- [INSTRUCTION]: Copy the lines below as they are; omit the images they contain.

- [DATA TO PROCESS]:
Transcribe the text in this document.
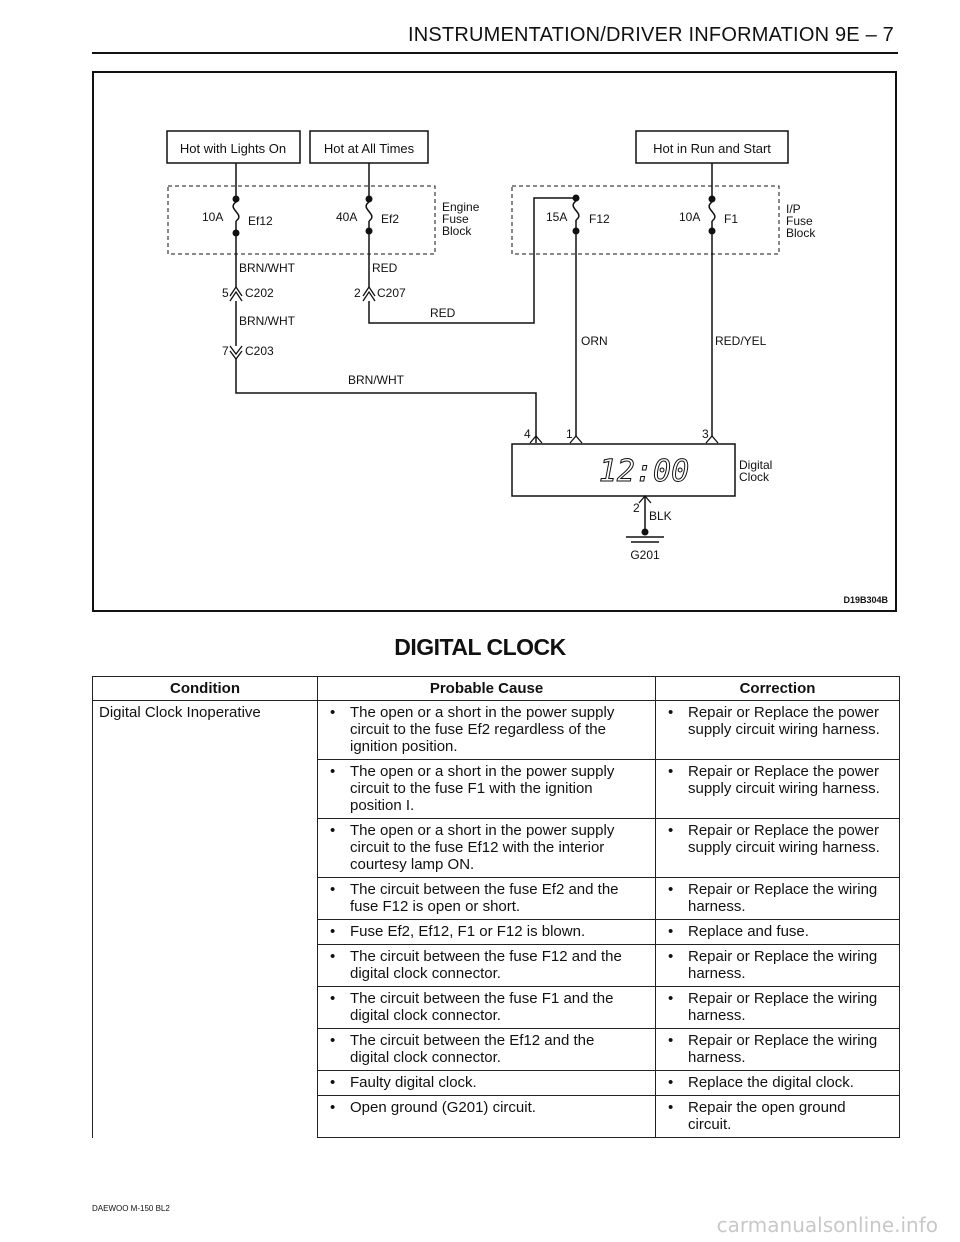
INSTRUMENTATION/DRIVER INFORMATION 9E – 7
Hot with Lights On	Hot at All Times	Hot in Run and Start
Engine Fuse Block
I/P Fuse Block
10A Ef12
BRN/WHT
5 C202
BRN/WHT
7 C203
BRN/WHT
40A Ef2
RED
2 C207
RED
15A F12
ORN
10A F1
RED/YEL
4	1	3
12:00	Digital Clock
2
BLK
G201
D19B304B
DIGITAL CLOCK
Condition	Probable Cause	Correction
Digital Clock Inoperative	• The open or a short in the power supply
circuit to the fuse Ef2 regardless of the
ignition position.	• Repair or Replace the power
supply circuit wiring harness.

	• The open or a short in the power supply
circuit to the fuse F1 with the ignition
position I.	• Repair or Replace the power
supply circuit wiring harness.

	• The open or a short in the power supply
circuit to the fuse Ef12 with the interior
courtesy lamp ON.	• Repair or Replace the power
supply circuit wiring harness.

	• The circuit between the fuse Ef2 and the
fuse F12 is open or short.	• Repair or Replace the wiring
harness.

	• Fuse Ef2, Ef12, F1 or F12 is blown.	• Replace and fuse.

	• The circuit between the fuse F12 and the
digital clock connector.	• Repair or Replace the wiring
harness.

	• The circuit between the fuse F1 and the
digital clock connector.	• Repair or Replace the wiring
harness.

	• The circuit between the Ef12 and the
digital clock connector.	• Repair or Replace the wiring
harness.

	• Faulty digital clock.	• Replace the digital clock.

	• Open ground (G201) circuit.	• Repair the open ground
circuit.
DAEWOO M-150 BL2
carmanualsonline.info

- [REPLY TO THE EXERCISE]:
Transcribe the text in this document.
INSTRUMENTATION/DRIVER INFORMATION 9E – 7
Hot with Lights On	Hot at All Times	Hot in Run and Start
Engine Fuse Block
I/P Fuse Block
10A Ef12
BRN/WHT
5 C202
BRN/WHT
7 C203
BRN/WHT
40A Ef2
RED
2 C207
RED
15A F12
ORN
10A F1
RED/YEL
4	1	3
12:00	Digital Clock
2
BLK
G201
D19B304B
DIGITAL CLOCK
Condition	Probable Cause	Correction
Digital Clock Inoperative	• The open or a short in the power supply
circuit to the fuse Ef2 regardless of the
ignition position.	• Repair or Replace the power
supply circuit wiring harness.

	• The open or a short in the power supply
circuit to the fuse F1 with the ignition
position I.	• Repair or Replace the power
supply circuit wiring harness.

	• The open or a short in the power supply
circuit to the fuse Ef12 with the interior
courtesy lamp ON.	• Repair or Replace the power
supply circuit wiring harness.

	• The circuit between the fuse Ef2 and the
fuse F12 is open or short.	• Repair or Replace the wiring
harness.

	• Fuse Ef2, Ef12, F1 or F12 is blown.	• Replace and fuse.

	• The circuit between the fuse F12 and the
digital clock connector.	• Repair or Replace the wiring
harness.

	• The circuit between the fuse F1 and the
digital clock connector.	• Repair or Replace the wiring
harness.

	• The circuit between the Ef12 and the
digital clock connector.	• Repair or Replace the wiring
harness.

	• Faulty digital clock.	• Replace the digital clock.

	• Open ground (G201) circuit.	• Repair the open ground
circuit.
DAEWOO M-150 BL2
carmanualsonline.info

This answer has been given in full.